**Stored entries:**
■ ■ ■ ■ ■ ■ ■

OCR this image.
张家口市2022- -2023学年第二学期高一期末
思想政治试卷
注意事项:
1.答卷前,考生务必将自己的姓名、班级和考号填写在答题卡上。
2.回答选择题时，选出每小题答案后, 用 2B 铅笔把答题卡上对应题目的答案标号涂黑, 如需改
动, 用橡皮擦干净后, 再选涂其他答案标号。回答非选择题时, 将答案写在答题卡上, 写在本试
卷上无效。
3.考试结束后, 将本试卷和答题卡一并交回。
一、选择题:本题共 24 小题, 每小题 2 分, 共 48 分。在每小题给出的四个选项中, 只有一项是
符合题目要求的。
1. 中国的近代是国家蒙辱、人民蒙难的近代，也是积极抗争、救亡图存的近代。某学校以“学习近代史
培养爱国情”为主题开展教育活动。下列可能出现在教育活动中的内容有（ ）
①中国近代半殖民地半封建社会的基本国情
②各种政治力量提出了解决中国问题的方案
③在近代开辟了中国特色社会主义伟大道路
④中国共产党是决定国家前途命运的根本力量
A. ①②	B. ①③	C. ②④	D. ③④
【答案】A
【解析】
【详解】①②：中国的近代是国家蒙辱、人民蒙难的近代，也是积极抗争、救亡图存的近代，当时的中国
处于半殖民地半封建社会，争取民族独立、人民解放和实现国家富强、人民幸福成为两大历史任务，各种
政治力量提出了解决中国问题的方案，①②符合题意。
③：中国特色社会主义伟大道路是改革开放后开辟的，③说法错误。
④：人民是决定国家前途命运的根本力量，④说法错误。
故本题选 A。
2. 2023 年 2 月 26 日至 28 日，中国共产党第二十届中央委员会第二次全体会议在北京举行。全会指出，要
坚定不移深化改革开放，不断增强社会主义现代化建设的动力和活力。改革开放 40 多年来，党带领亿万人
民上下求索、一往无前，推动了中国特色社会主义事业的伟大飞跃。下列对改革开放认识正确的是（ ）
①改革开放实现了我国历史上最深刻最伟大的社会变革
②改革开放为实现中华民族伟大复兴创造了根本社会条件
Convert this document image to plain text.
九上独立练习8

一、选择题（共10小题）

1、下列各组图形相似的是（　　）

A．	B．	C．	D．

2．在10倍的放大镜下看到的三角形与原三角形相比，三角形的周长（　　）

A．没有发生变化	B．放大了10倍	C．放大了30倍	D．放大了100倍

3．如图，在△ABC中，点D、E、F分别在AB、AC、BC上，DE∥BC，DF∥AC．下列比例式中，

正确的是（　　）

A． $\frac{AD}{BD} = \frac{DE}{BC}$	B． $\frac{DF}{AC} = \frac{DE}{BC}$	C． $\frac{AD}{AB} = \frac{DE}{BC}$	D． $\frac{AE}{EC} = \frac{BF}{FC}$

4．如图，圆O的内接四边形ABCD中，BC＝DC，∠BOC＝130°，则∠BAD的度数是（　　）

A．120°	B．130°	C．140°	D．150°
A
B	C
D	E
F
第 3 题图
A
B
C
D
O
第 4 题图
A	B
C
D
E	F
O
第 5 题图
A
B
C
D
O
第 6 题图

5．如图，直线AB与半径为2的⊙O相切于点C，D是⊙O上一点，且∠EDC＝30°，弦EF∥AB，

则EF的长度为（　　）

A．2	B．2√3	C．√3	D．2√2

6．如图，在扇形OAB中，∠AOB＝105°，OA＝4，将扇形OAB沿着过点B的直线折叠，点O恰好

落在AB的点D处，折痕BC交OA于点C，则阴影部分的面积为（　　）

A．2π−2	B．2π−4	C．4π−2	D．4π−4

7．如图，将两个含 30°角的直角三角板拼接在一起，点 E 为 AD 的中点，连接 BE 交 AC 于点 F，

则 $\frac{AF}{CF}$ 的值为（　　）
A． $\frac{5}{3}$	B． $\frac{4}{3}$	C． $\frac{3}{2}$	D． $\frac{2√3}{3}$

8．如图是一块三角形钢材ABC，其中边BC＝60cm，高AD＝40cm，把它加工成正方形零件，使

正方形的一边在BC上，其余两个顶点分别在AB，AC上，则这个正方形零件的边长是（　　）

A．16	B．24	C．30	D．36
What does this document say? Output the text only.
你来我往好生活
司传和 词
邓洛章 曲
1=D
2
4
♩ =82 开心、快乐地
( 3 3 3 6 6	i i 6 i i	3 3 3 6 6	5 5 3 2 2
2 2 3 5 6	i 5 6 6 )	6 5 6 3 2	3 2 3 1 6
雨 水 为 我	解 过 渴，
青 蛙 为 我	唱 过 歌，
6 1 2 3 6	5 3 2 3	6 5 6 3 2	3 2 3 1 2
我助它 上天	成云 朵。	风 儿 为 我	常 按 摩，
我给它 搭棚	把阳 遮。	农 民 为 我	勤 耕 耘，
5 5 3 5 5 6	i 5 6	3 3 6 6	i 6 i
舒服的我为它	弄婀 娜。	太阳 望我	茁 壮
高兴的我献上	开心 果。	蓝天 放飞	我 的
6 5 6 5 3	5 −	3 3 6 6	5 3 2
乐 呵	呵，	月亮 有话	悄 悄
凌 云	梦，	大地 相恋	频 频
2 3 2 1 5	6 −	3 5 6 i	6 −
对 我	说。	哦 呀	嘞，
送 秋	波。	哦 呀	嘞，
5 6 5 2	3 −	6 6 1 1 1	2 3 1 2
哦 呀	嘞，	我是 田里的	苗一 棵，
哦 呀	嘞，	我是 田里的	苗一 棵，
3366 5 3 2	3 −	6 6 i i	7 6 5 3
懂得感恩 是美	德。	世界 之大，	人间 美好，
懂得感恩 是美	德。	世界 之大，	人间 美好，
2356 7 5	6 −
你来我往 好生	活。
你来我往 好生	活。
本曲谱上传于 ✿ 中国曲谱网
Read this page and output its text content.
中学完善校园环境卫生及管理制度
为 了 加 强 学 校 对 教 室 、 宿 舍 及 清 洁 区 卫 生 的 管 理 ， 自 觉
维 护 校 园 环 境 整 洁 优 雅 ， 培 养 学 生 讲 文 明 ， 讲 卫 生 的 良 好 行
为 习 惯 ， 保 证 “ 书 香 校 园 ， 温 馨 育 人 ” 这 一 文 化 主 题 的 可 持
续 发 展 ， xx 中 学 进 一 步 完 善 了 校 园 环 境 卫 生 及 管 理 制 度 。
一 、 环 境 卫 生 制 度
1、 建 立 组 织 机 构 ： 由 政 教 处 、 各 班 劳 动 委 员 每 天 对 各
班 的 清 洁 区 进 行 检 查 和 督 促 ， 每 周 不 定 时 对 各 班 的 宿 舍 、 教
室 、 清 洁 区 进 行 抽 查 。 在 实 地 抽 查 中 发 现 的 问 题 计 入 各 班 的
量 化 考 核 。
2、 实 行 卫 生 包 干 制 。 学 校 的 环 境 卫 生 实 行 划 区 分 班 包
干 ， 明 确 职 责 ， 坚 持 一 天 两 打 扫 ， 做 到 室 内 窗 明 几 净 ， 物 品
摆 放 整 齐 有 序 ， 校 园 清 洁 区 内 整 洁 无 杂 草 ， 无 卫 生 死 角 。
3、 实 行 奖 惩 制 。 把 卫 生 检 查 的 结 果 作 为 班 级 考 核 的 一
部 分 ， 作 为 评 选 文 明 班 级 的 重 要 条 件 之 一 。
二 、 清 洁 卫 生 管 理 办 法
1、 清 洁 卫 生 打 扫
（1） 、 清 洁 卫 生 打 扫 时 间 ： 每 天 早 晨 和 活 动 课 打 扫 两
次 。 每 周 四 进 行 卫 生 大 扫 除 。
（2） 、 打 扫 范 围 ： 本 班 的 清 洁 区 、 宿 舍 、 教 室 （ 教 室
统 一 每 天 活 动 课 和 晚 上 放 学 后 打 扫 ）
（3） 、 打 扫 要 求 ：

■ ■ ■ ■ ■ ■ ■

Without omitting anything, output the entries exactly.

OCR this image.
张家口市2022- -2023学年第二学期高一期末
思想政治试卷
注意事项:
1.答卷前,考生务必将自己的姓名、班级和考号填写在答题卡上。
2.回答选择题时，选出每小题答案后, 用 2B 铅笔把答题卡上对应题目的答案标号涂黑, 如需改
动, 用橡皮擦干净后, 再选涂其他答案标号。回答非选择题时, 将答案写在答题卡上, 写在本试
卷上无效。
3.考试结束后, 将本试卷和答题卡一并交回。
一、选择题:本题共 24 小题, 每小题 2 分, 共 48 分。在每小题给出的四个选项中, 只有一项是
符合题目要求的。
1. 中国的近代是国家蒙辱、人民蒙难的近代，也是积极抗争、救亡图存的近代。某学校以“学习近代史
培养爱国情”为主题开展教育活动。下列可能出现在教育活动中的内容有（ ）
①中国近代半殖民地半封建社会的基本国情
②各种政治力量提出了解决中国问题的方案
③在近代开辟了中国特色社会主义伟大道路
④中国共产党是决定国家前途命运的根本力量
A. ①②	B. ①③	C. ②④	D. ③④
【答案】A
【解析】
【详解】①②：中国的近代是国家蒙辱、人民蒙难的近代，也是积极抗争、救亡图存的近代，当时的中国
处于半殖民地半封建社会，争取民族独立、人民解放和实现国家富强、人民幸福成为两大历史任务，各种
政治力量提出了解决中国问题的方案，①②符合题意。
③：中国特色社会主义伟大道路是改革开放后开辟的，③说法错误。
④：人民是决定国家前途命运的根本力量，④说法错误。
故本题选 A。
2. 2023 年 2 月 26 日至 28 日，中国共产党第二十届中央委员会第二次全体会议在北京举行。全会指出，要
坚定不移深化改革开放，不断增强社会主义现代化建设的动力和活力。改革开放 40 多年来，党带领亿万人
民上下求索、一往无前，推动了中国特色社会主义事业的伟大飞跃。下列对改革开放认识正确的是（ ）
①改革开放实现了我国历史上最深刻最伟大的社会变革
②改革开放为实现中华民族伟大复兴创造了根本社会条件
Convert this document image to plain text.
九上独立练习8

一、选择题（共10小题）

1、下列各组图形相似的是（　　）

A．	B．	C．	D．

2．在10倍的放大镜下看到的三角形与原三角形相比，三角形的周长（　　）

A．没有发生变化	B．放大了10倍	C．放大了30倍	D．放大了100倍

3．如图，在△ABC中，点D、E、F分别在AB、AC、BC上，DE∥BC，DF∥AC．下列比例式中，

正确的是（　　）

A． $\frac{AD}{BD} = \frac{DE}{BC}$	B． $\frac{DF}{AC} = \frac{DE}{BC}$	C． $\frac{AD}{AB} = \frac{DE}{BC}$	D． $\frac{AE}{EC} = \frac{BF}{FC}$

4．如图，圆O的内接四边形ABCD中，BC＝DC，∠BOC＝130°，则∠BAD的度数是（　　）

A．120°	B．130°	C．140°	D．150°
A
B	C
D	E
F
第 3 题图
A
B
C
D
O
第 4 题图
A	B
C
D
E	F
O
第 5 题图
A
B
C
D
O
第 6 题图

5．如图，直线AB与半径为2的⊙O相切于点C，D是⊙O上一点，且∠EDC＝30°，弦EF∥AB，

则EF的长度为（　　）

A．2	B．2√3	C．√3	D．2√2

6．如图，在扇形OAB中，∠AOB＝105°，OA＝4，将扇形OAB沿着过点B的直线折叠，点O恰好

落在AB的点D处，折痕BC交OA于点C，则阴影部分的面积为（　　）

A．2π−2	B．2π−4	C．4π−2	D．4π−4

7．如图，将两个含 30°角的直角三角板拼接在一起，点 E 为 AD 的中点，连接 BE 交 AC 于点 F，

则 $\frac{AF}{CF}$ 的值为（　　）
A． $\frac{5}{3}$	B． $\frac{4}{3}$	C． $\frac{3}{2}$	D． $\frac{2√3}{3}$

8．如图是一块三角形钢材ABC，其中边BC＝60cm，高AD＝40cm，把它加工成正方形零件，使

正方形的一边在BC上，其余两个顶点分别在AB，AC上，则这个正方形零件的边长是（　　）

A．16	B．24	C．30	D．36
What does this document say? Output the text only.
你来我往好生活
司传和 词
邓洛章 曲
1=D
2
4
♩ =82 开心、快乐地
( 3 3 3 6 6	i i 6 i i	3 3 3 6 6	5 5 3 2 2
2 2 3 5 6	i 5 6 6 )	6 5 6 3 2	3 2 3 1 6
雨 水 为 我	解 过 渴，
青 蛙 为 我	唱 过 歌，
6 1 2 3 6	5 3 2 3	6 5 6 3 2	3 2 3 1 2
我助它 上天	成云 朵。	风 儿 为 我	常 按 摩，
我给它 搭棚	把阳 遮。	农 民 为 我	勤 耕 耘，
5 5 3 5 5 6	i 5 6	3 3 6 6	i 6 i
舒服的我为它	弄婀 娜。	太阳 望我	茁 壮
高兴的我献上	开心 果。	蓝天 放飞	我 的
6 5 6 5 3	5 −	3 3 6 6	5 3 2
乐 呵	呵，	月亮 有话	悄 悄
凌 云	梦，	大地 相恋	频 频
2 3 2 1 5	6 −	3 5 6 i	6 −
对 我	说。	哦 呀	嘞，
送 秋	波。	哦 呀	嘞，
5 6 5 2	3 −	6 6 1 1 1	2 3 1 2
哦 呀	嘞，	我是 田里的	苗一 棵，
哦 呀	嘞，	我是 田里的	苗一 棵，
3366 5 3 2	3 −	6 6 i i	7 6 5 3
懂得感恩 是美	德。	世界 之大，	人间 美好，
懂得感恩 是美	德。	世界 之大，	人间 美好，
2356 7 5	6 −
你来我往 好生	活。
你来我往 好生	活。
本曲谱上传于 ✿ 中国曲谱网
Read this page and output its text content.
中学完善校园环境卫生及管理制度
为 了 加 强 学 校 对 教 室 、 宿 舍 及 清 洁 区 卫 生 的 管 理 ， 自 觉
维 护 校 园 环 境 整 洁 优 雅 ， 培 养 学 生 讲 文 明 ， 讲 卫 生 的 良 好 行
为 习 惯 ， 保 证 “ 书 香 校 园 ， 温 馨 育 人 ” 这 一 文 化 主 题 的 可 持
续 发 展 ， xx 中 学 进 一 步 完 善 了 校 园 环 境 卫 生 及 管 理 制 度 。
一 、 环 境 卫 生 制 度
1、 建 立 组 织 机 构 ： 由 政 教 处 、 各 班 劳 动 委 员 每 天 对 各
班 的 清 洁 区 进 行 检 查 和 督 促 ， 每 周 不 定 时 对 各 班 的 宿 舍 、 教
室 、 清 洁 区 进 行 抽 查 。 在 实 地 抽 查 中 发 现 的 问 题 计 入 各 班 的
量 化 考 核 。
2、 实 行 卫 生 包 干 制 。 学 校 的 环 境 卫 生 实 行 划 区 分 班 包
干 ， 明 确 职 责 ， 坚 持 一 天 两 打 扫 ， 做 到 室 内 窗 明 几 净 ， 物 品
摆 放 整 齐 有 序 ， 校 园 清 洁 区 内 整 洁 无 杂 草 ， 无 卫 生 死 角 。
3、 实 行 奖 惩 制 。 把 卫 生 检 查 的 结 果 作 为 班 级 考 核 的 一
部 分 ， 作 为 评 选 文 明 班 级 的 重 要 条 件 之 一 。
二 、 清 洁 卫 生 管 理 办 法
1、 清 洁 卫 生 打 扫
（1） 、 清 洁 卫 生 打 扫 时 间 ： 每 天 早 晨 和 活 动 课 打 扫 两
次 。 每 周 四 进 行 卫 生 大 扫 除 。
（2） 、 打 扫 范 围 ： 本 班 的 清 洁 区 、 宿 舍 、 教 室 （ 教 室
统 一 每 天 活 动 课 和 晚 上 放 学 后 打 扫 ）
（3） 、 打 扫 要 求 ：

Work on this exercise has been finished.